[Recorded data]
[Begin]

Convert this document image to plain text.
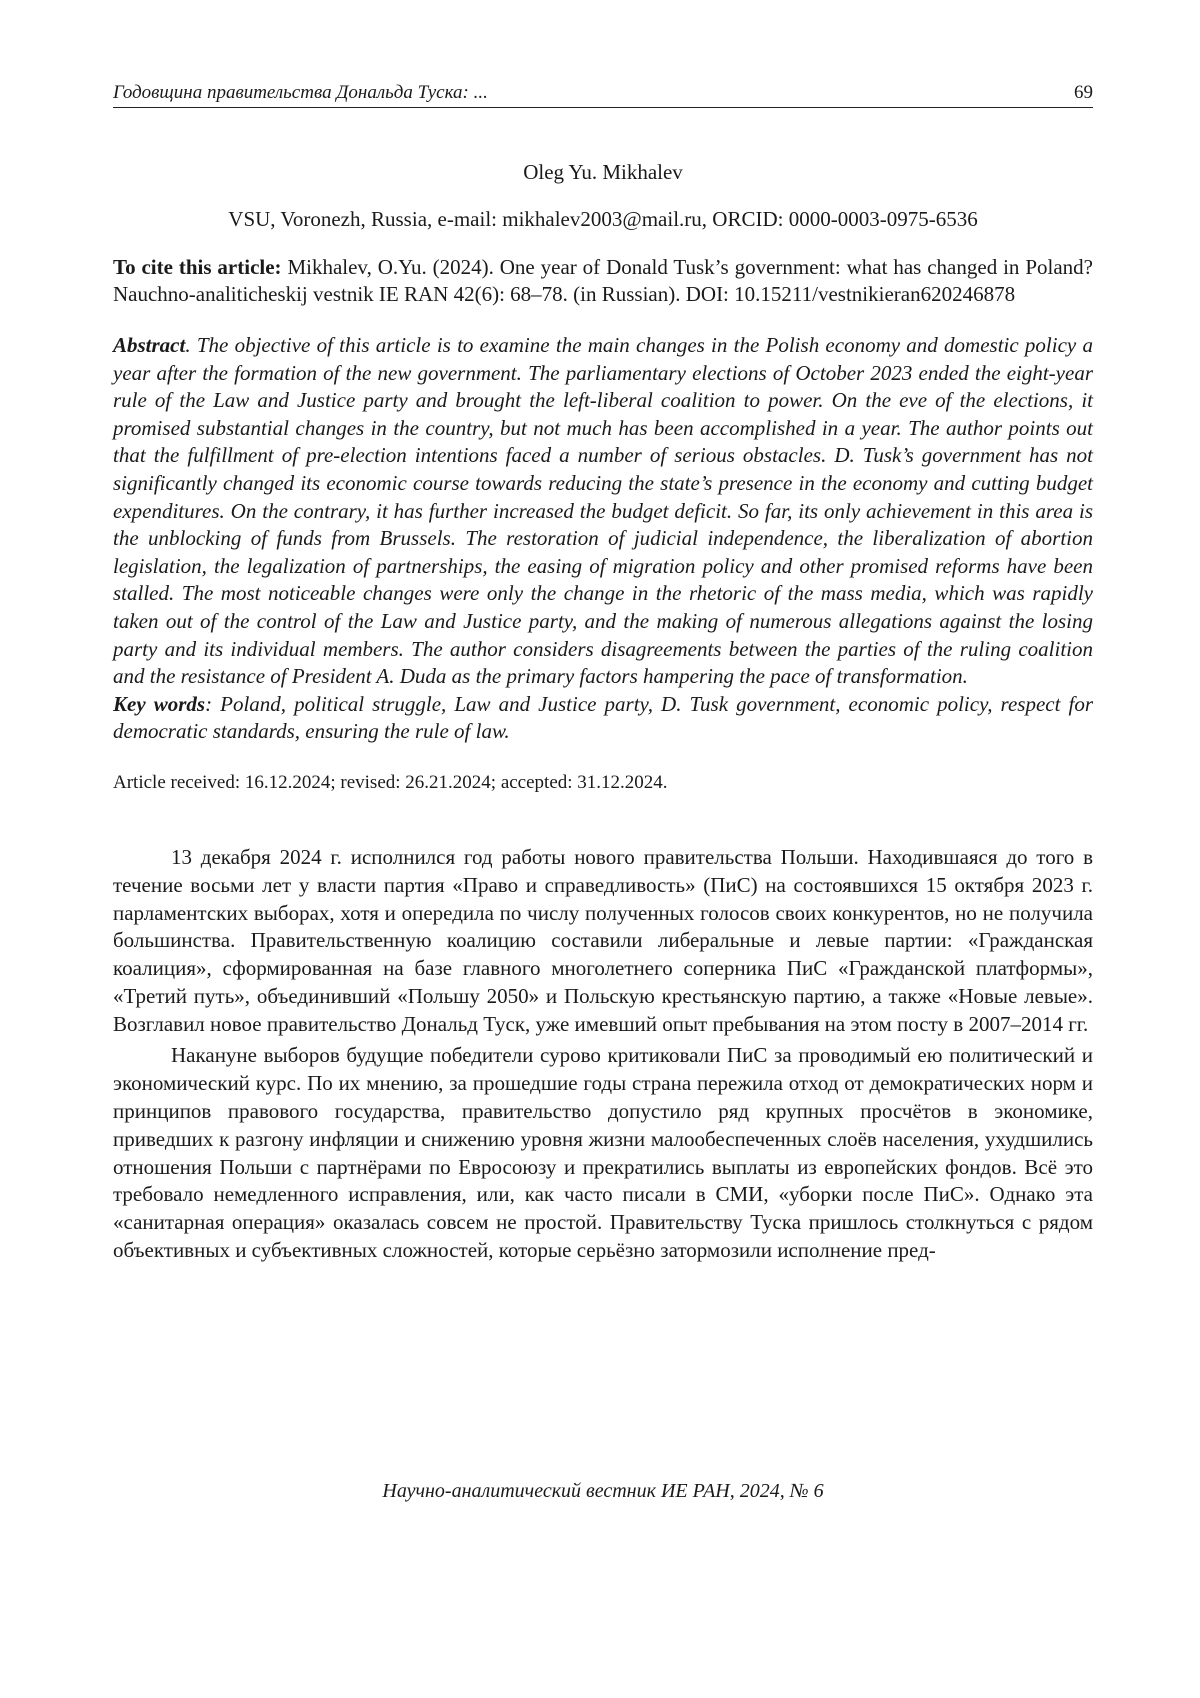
Годовщина правительства Дональда Туска: ...	69
Oleg Yu. Mikhalev
VSU, Voronezh, Russia, e-mail: mikhalev2003@mail.ru, ORCID: 0000-0003-0975-6536
To cite this article: Mikhalev, O.Yu. (2024). One year of Donald Tusk’s government: what has changed in Poland? Nauchno-analiticheskij vestnik IE RAN 42(6): 68–78. (in Russian). DOI: 10.15211/vestnikieran620246878
Abstract. The objective of this article is to examine the main changes in the Polish economy and domestic policy a year after the formation of the new government. The parliamentary elections of October 2023 ended the eight-year rule of the Law and Justice party and brought the left-liberal coalition to power. On the eve of the elections, it promised substantial changes in the country, but not much has been accomplished in a year. The author points out that the fulfillment of pre-election intentions faced a number of serious obstacles. D. Tusk’s government has not significantly changed its economic course towards reducing the state’s presence in the economy and cutting budget expenditures. On the contrary, it has further increased the budget deficit. So far, its only achievement in this area is the unblocking of funds from Brussels. The restoration of judicial independence, the liberalization of abortion legislation, the legalization of partnerships, the easing of migration policy and other promised reforms have been stalled. The most noticeable changes were only the change in the rhetoric of the mass media, which was rapidly taken out of the control of the Law and Justice party, and the making of numerous allegations against the losing party and its individual members. The author considers disagreements between the parties of the ruling coalition and the resistance of President A. Duda as the primary factors hampering the pace of transformation.
Key words: Poland, political struggle, Law and Justice party, D. Tusk government, economic policy, respect for democratic standards, ensuring the rule of law.
Article received: 16.12.2024; revised: 26.21.2024; accepted: 31.12.2024.

13 декабря 2024 г. исполнился год работы нового правительства Польши. Находившаяся до того в течение восьми лет у власти партия «Право и справедливость» (ПиС) на состоявшихся 15 октября 2023 г. парламентских выборах, хотя и опередила по числу полученных голосов своих конкурентов, но не получила большинства. Правительственную коалицию составили либеральные и левые партии: «Гражданская коалиция», сформированная на базе главного многолетнего соперника ПиС «Гражданской платформы», «Третий путь», объединивший «Польшу 2050» и Польскую крестьянскую партию, а также «Новые левые». Возглавил новое правительство Дональд Туск, уже имевший опыт пребывания на этом посту в 2007–2014 гг.

Накануне выборов будущие победители сурово критиковали ПиС за проводимый ею политический и экономический курс. По их мнению, за прошедшие годы страна пережила отход от демократических норм и принципов правового государства, правительство допустило ряд крупных просчётов в экономике, приведших к разгону инфляции и снижению уровня жизни малообеспеченных слоёв населения, ухудшились отношения Польши с партнёрами по Евросоюзу и прекратились выплаты из европейских фондов. Всё это требовало немедленного исправления, или, как часто писали в СМИ, «уборки после ПиС». Однако эта «санитарная операция» оказалась совсем не простой. Правительству Туска пришлось столкнуться с рядом объективных и субъективных сложностей, которые серьёзно затормозили исполнение пред-

Научно-аналитический вестник ИЕ РАН, 2024, № 6
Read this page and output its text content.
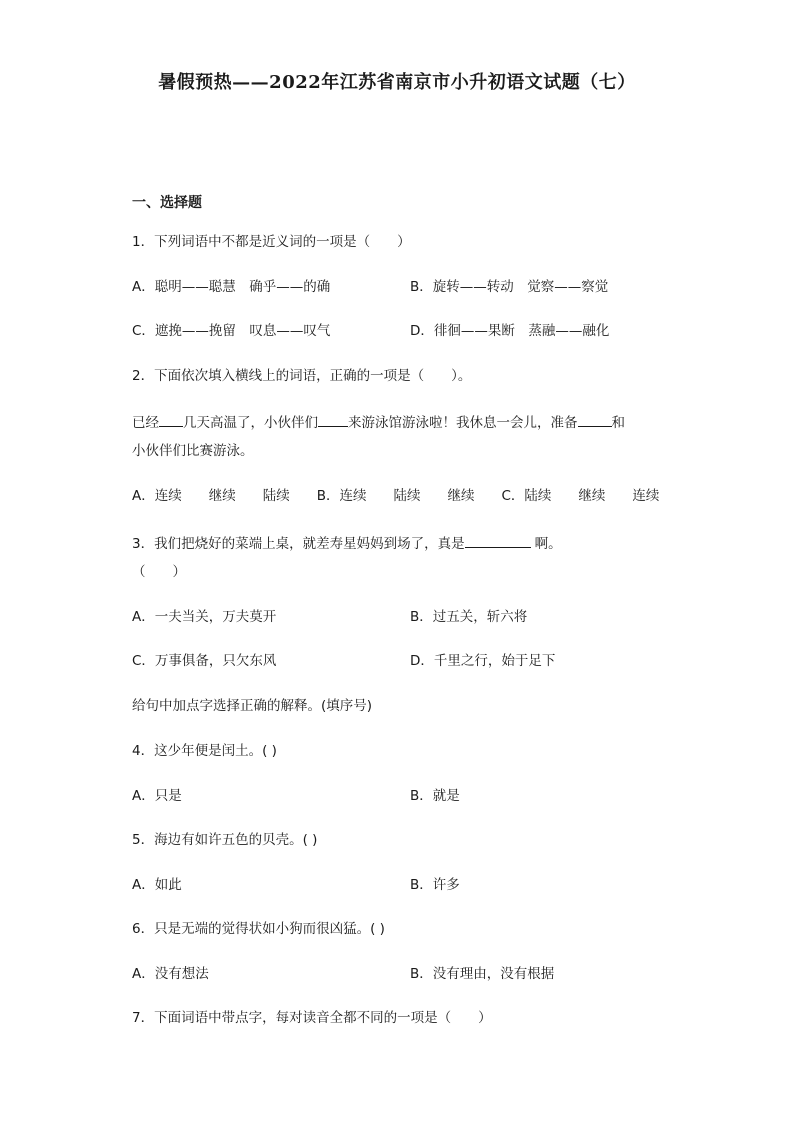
暑假预热——2022年江苏省南京市小升初语文试题（七）
一、选择题
1．下列词语中不都是近义词的一项是（　　）
A．聪明——聪慧　确乎——的确	B．旋转——转动　觉察——察觉
C．遮挽——挽留　叹息——叹气	D．徘徊——果断　蒸融——融化
2．下面依次填入横线上的词语，正确的一项是（　　）。
已经 几天高温了，小伙伴们 来游泳馆游泳啦！我休息一会儿，准备	和
小伙伴们比赛游泳。
A．连续　　继续　　陆续　　B．连续　　陆续　　继续　　C．陆续　　继续　　连续
3．我们把烧好的菜端上桌，就差寿星妈妈到场了，真是	啊。
（　　）
A．一夫当关，万夫莫开	B．过五关，斩六将
C．万事俱备，只欠东风	D．千里之行，始于足下
给句中加点字选择正确的解释。(填序号)
4．这少年便是闰土。( )
A．只是	B．就是
5．海边有如许五色的贝壳。( )
A．如此	B．许多
6．只是无端的觉得状如小狗而很凶猛。( )
A．没有想法	B．没有理由，没有根据
7．下面词语中带点字，每对读音全都不同的一项是（　　）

[End]

*Required work*: Copy every record above exactly, leaving out any pictures.

*Full answer*:
Convert this document image to plain text.
Годовщина правительства Дональда Туска: ...	69
Oleg Yu. Mikhalev
VSU, Voronezh, Russia, e-mail: mikhalev2003@mail.ru, ORCID: 0000-0003-0975-6536
To cite this article: Mikhalev, O.Yu. (2024). One year of Donald Tusk’s government: what has changed in Poland? Nauchno-analiticheskij vestnik IE RAN 42(6): 68–78. (in Russian). DOI: 10.15211/vestnikieran620246878
Abstract. The objective of this article is to examine the main changes in the Polish economy and domestic policy a year after the formation of the new government. The parliamentary elections of October 2023 ended the eight-year rule of the Law and Justice party and brought the left-liberal coalition to power. On the eve of the elections, it promised substantial changes in the country, but not much has been accomplished in a year. The author points out that the fulfillment of pre-election intentions faced a number of serious obstacles. D. Tusk’s government has not significantly changed its economic course towards reducing the state’s presence in the economy and cutting budget expenditures. On the contrary, it has further increased the budget deficit. So far, its only achievement in this area is the unblocking of funds from Brussels. The restoration of judicial independence, the liberalization of abortion legislation, the legalization of partnerships, the easing of migration policy and other promised reforms have been stalled. The most noticeable changes were only the change in the rhetoric of the mass media, which was rapidly taken out of the control of the Law and Justice party, and the making of numerous allegations against the losing party and its individual members. The author considers disagreements between the parties of the ruling coalition and the resistance of President A. Duda as the primary factors hampering the pace of transformation.
Key words: Poland, political struggle, Law and Justice party, D. Tusk government, economic policy, respect for democratic standards, ensuring the rule of law.
Article received: 16.12.2024; revised: 26.21.2024; accepted: 31.12.2024.

13 декабря 2024 г. исполнился год работы нового правительства Польши. Находившаяся до того в течение восьми лет у власти партия «Право и справедливость» (ПиС) на состоявшихся 15 октября 2023 г. парламентских выборах, хотя и опередила по числу полученных голосов своих конкурентов, но не получила большинства. Правительственную коалицию составили либеральные и левые партии: «Гражданская коалиция», сформированная на базе главного многолетнего соперника ПиС «Гражданской платформы», «Третий путь», объединивший «Польшу 2050» и Польскую крестьянскую партию, а также «Новые левые». Возглавил новое правительство Дональд Туск, уже имевший опыт пребывания на этом посту в 2007–2014 гг.

Накануне выборов будущие победители сурово критиковали ПиС за проводимый ею политический и экономический курс. По их мнению, за прошедшие годы страна пережила отход от демократических норм и принципов правового государства, правительство допустило ряд крупных просчётов в экономике, приведших к разгону инфляции и снижению уровня жизни малообеспеченных слоёв населения, ухудшились отношения Польши с партнёрами по Евросоюзу и прекратились выплаты из европейских фондов. Всё это требовало немедленного исправления, или, как часто писали в СМИ, «уборки после ПиС». Однако эта «санитарная операция» оказалась совсем не простой. Правительству Туска пришлось столкнуться с рядом объективных и субъективных сложностей, которые серьёзно затормозили исполнение пред-

Научно-аналитический вестник ИЕ РАН, 2024, № 6
Read this page and output its text content.
暑假预热——2022年江苏省南京市小升初语文试题（七）
一、选择题
1．下列词语中不都是近义词的一项是（　　）
A．聪明——聪慧　确乎——的确	B．旋转——转动　觉察——察觉
C．遮挽——挽留　叹息——叹气	D．徘徊——果断　蒸融——融化
2．下面依次填入横线上的词语，正确的一项是（　　）。
已经 几天高温了，小伙伴们 来游泳馆游泳啦！我休息一会儿，准备	和
小伙伴们比赛游泳。
A．连续　　继续　　陆续　　B．连续　　陆续　　继续　　C．陆续　　继续　　连续
3．我们把烧好的菜端上桌，就差寿星妈妈到场了，真是	啊。
（　　）
A．一夫当关，万夫莫开	B．过五关，斩六将
C．万事俱备，只欠东风	D．千里之行，始于足下
给句中加点字选择正确的解释。(填序号)
4．这少年便是闰土。( )
A．只是	B．就是
5．海边有如许五色的贝壳。( )
A．如此	B．许多
6．只是无端的觉得状如小狗而很凶猛。( )
A．没有想法	B．没有理由，没有根据
7．下面词语中带点字，每对读音全都不同的一项是（　　）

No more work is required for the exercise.